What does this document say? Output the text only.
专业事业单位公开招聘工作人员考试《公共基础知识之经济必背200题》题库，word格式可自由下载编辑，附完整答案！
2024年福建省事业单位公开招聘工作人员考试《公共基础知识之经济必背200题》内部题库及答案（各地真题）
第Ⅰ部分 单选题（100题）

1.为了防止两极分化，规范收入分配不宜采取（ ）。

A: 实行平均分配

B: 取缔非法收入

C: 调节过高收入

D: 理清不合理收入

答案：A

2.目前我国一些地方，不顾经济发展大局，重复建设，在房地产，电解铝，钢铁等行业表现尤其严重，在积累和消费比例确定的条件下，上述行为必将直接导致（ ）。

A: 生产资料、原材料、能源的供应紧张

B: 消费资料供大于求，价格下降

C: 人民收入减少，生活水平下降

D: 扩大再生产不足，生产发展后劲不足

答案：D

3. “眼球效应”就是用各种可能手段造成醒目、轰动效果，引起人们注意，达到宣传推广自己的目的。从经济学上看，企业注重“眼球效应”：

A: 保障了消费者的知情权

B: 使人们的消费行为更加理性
········
Prompt:
Send back every record, precisely as written.

Result:
What does this document say? Output the text only.
专业事业单位公开招聘工作人员考试《公共基础知识之经济必背200题》题库，word格式可自由下载编辑，附完整答案！
2024年福建省事业单位公开招聘工作人员考试《公共基础知识之经济必背200题》内部题库及答案（各地真题）
第Ⅰ部分 单选题（100题）

1.为了防止两极分化，规范收入分配不宜采取（ ）。

A: 实行平均分配

B: 取缔非法收入

C: 调节过高收入

D: 理清不合理收入

答案：A

2.目前我国一些地方，不顾经济发展大局，重复建设，在房地产，电解铝，钢铁等行业表现尤其严重，在积累和消费比例确定的条件下，上述行为必将直接导致（ ）。

A: 生产资料、原材料、能源的供应紧张

B: 消费资料供大于求，价格下降

C: 人民收入减少，生活水平下降

D: 扩大再生产不足，生产发展后劲不足

答案：D

3. “眼球效应”就是用各种可能手段造成醒目、轰动效果，引起人们注意，达到宣传推广自己的目的。从经济学上看，企业注重“眼球效应”：

A: 保障了消费者的知情权

B: 使人们的消费行为更加理性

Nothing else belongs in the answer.